(Instructions for the task)
Count every line that has "leader" in it and give the total, nothing more.

## begin

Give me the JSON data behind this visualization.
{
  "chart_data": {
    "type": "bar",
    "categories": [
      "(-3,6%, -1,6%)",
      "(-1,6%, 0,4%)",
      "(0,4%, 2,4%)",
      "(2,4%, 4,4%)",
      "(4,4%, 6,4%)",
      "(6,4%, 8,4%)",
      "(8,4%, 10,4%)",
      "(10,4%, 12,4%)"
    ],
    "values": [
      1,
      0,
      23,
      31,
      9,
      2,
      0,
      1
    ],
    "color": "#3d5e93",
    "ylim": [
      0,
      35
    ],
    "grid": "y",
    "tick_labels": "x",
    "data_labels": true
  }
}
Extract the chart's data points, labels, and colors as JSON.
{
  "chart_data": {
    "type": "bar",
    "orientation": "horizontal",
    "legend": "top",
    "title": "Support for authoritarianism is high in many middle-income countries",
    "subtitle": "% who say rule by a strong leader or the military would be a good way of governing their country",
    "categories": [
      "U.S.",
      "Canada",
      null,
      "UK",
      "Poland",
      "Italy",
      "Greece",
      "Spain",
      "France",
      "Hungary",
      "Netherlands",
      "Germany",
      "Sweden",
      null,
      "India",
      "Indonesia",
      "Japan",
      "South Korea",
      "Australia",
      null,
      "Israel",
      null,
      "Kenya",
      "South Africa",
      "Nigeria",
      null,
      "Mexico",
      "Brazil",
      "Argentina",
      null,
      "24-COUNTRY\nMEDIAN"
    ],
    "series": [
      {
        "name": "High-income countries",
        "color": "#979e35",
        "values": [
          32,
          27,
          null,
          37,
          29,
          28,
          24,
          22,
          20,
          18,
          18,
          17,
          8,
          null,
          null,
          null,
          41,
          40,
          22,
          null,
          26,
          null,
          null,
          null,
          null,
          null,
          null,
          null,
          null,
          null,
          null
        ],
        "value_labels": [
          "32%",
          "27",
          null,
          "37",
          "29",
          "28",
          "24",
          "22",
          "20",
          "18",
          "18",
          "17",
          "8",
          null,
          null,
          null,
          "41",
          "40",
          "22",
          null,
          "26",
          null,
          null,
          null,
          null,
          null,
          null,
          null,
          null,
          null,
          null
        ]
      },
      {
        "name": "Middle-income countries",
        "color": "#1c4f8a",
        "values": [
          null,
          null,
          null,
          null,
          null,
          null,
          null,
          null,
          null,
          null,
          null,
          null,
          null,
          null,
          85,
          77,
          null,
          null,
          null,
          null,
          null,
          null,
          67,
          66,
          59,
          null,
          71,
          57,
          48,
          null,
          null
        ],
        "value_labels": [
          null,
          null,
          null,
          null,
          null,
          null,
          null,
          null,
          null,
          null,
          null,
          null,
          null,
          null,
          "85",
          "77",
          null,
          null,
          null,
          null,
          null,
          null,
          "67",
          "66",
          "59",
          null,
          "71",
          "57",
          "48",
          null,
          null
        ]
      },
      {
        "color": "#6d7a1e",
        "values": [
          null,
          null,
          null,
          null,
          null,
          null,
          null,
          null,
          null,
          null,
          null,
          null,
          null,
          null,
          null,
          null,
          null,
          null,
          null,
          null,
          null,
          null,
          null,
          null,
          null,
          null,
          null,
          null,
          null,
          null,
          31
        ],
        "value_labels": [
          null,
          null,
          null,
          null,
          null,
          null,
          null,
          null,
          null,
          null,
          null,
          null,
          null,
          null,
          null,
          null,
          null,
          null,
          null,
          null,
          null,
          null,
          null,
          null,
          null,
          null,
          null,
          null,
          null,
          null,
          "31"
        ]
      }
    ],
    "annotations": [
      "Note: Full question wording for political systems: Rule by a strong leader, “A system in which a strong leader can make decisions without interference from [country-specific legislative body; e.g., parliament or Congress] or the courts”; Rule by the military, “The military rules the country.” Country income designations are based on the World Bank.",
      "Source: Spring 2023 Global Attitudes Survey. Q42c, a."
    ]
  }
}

## end

(Answer for this exercise)
2